-- start of RECORDS FOR THE EXERCISE --
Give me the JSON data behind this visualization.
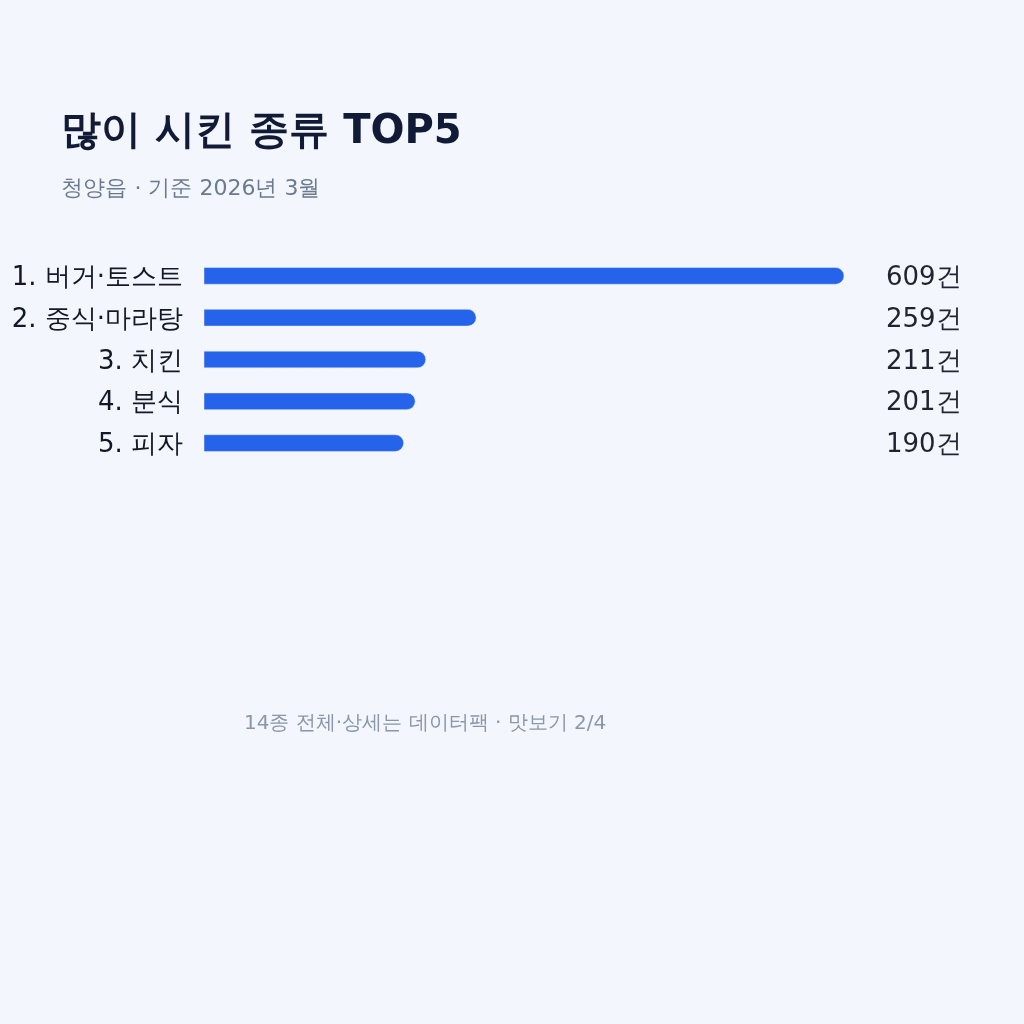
{
  "chart_data": {
    "type": "bar",
    "orientation": "horizontal",
    "title": "많이 시킨 종류 TOP5",
    "subtitle": "청양읍 · 기준 2026년 3월",
    "categories": [
      "1. 버거·토스트",
      "2. 중식·마라탕",
      "3. 치킨",
      "4. 분식",
      "5. 피자"
    ],
    "values": [
      609,
      259,
      211,
      201,
      190
    ],
    "value_labels": [
      "609건",
      "259건",
      "211건",
      "201건",
      "190건"
    ],
    "color": "#2563eb",
    "xlim": [
      0,
      609
    ],
    "grid": false,
    "legend": false,
    "tick_labels": "y",
    "annotations": [
      "14종 전체·상세는 데이터팩 · 맛보기 2/4"
    ]
  }
}
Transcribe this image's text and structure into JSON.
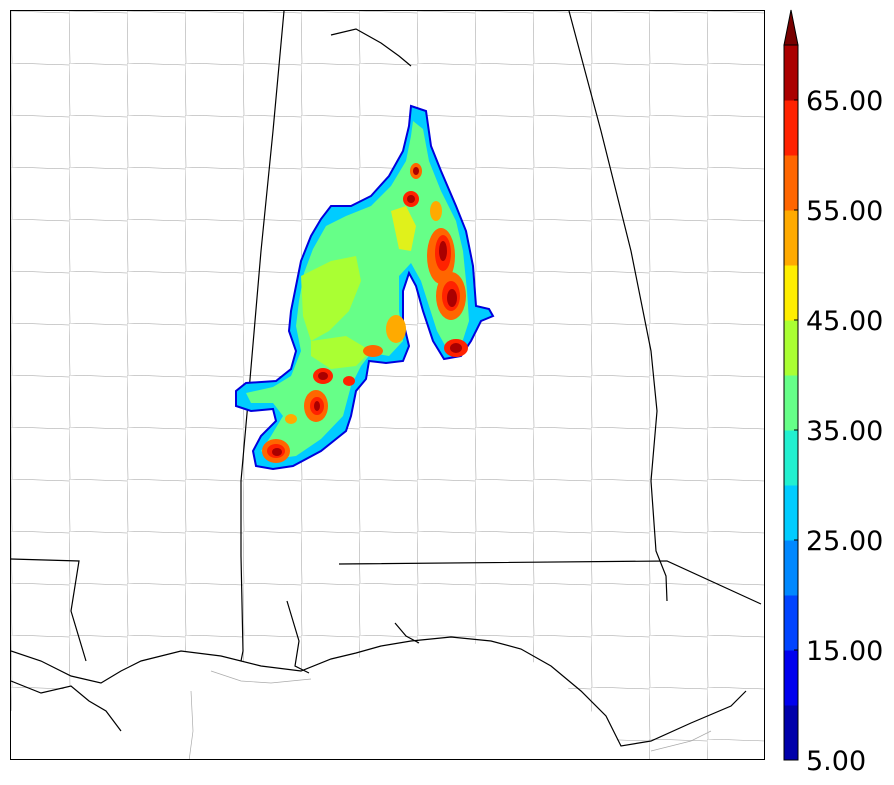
{
  "colorbar": {
    "labels": [
      "5.00",
      "15.00",
      "25.00",
      "35.00",
      "45.00",
      "55.00",
      "65.00"
    ],
    "colors": [
      "#0000aa",
      "#0000ee",
      "#0044ff",
      "#0088ff",
      "#00ccff",
      "#22f0d0",
      "#66ff88",
      "#aaff33",
      "#ffee00",
      "#ffaa00",
      "#ff6600",
      "#ff2200",
      "#aa0000"
    ],
    "extend_color": "#770000"
  },
  "map_colors": {
    "state_lines": "#000000",
    "county_lines": "#888888",
    "field_low": "#00aaff",
    "field_mid": "#66ff88",
    "field_high": "#ffee00",
    "field_max": "#aa0000"
  }
}
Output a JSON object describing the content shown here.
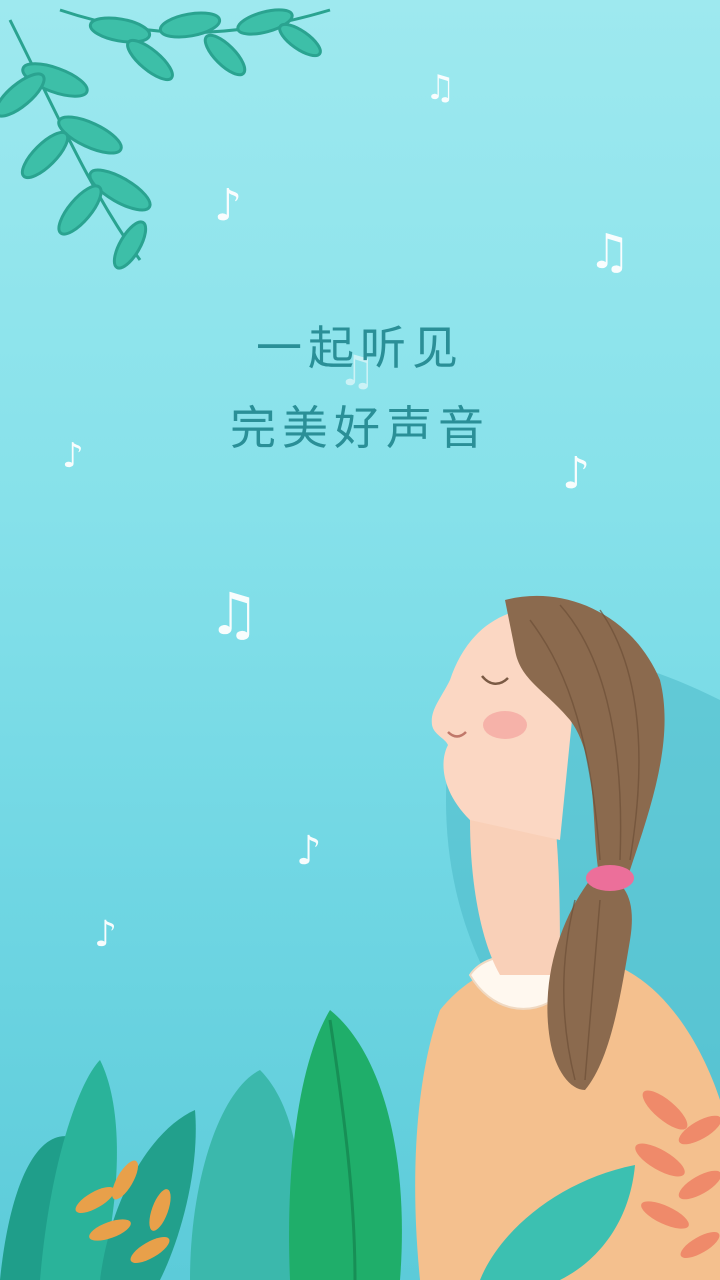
{
  "slogan": {
    "line1": "一起听见",
    "line2": "完美好声音"
  },
  "decor": {
    "music_note_icon": "music-note-icon",
    "leaf_icon": "leaf-icon"
  },
  "colors": {
    "sky_top": "#9ee9ef",
    "sky_bottom": "#5ccbd9",
    "text": "#2a8f97",
    "leaf": "#3dbfa8",
    "sweater": "#f4c08e",
    "hair": "#8b6a4e",
    "skin": "#fbd7c3",
    "hair_tie": "#ec6f9a"
  }
}
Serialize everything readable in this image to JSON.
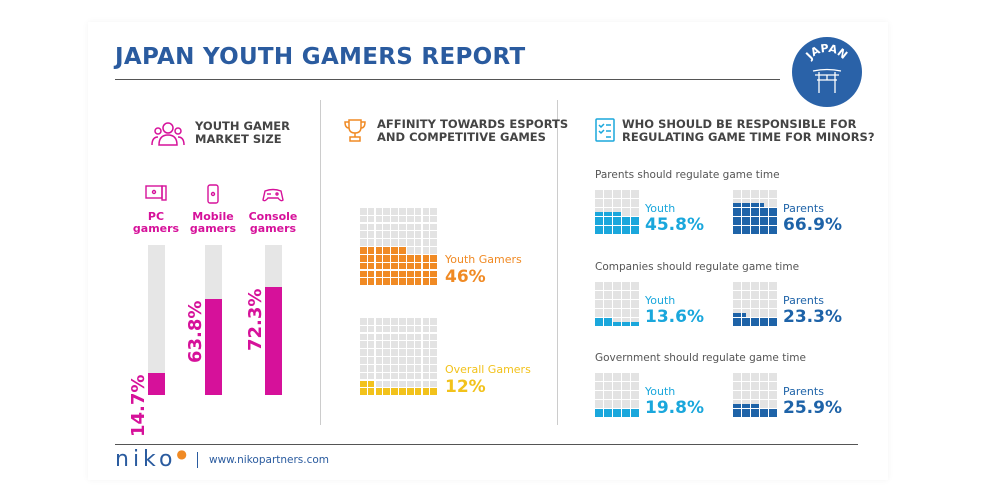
-- end of RECORDS FOR THE EXERCISE --
Everything from the line containing "Output a JSON" through the last line of the entries must be repeated verbatim, except pictures.

Output a JSON object describing the content shown here.
{
  "slogan": {
    "line1": "一起听见",
    "line2": "完美好声音"
  },
  "decor": {
    "music_note_icon": "music-note-icon",
    "leaf_icon": "leaf-icon"
  },
  "colors": {
    "sky_top": "#9ee9ef",
    "sky_bottom": "#5ccbd9",
    "text": "#2a8f97",
    "leaf": "#3dbfa8",
    "sweater": "#f4c08e",
    "hair": "#8b6a4e",
    "skin": "#fbd7c3",
    "hair_tie": "#ec6f9a"
  }
}
Serialize everything readable in this image to JSON.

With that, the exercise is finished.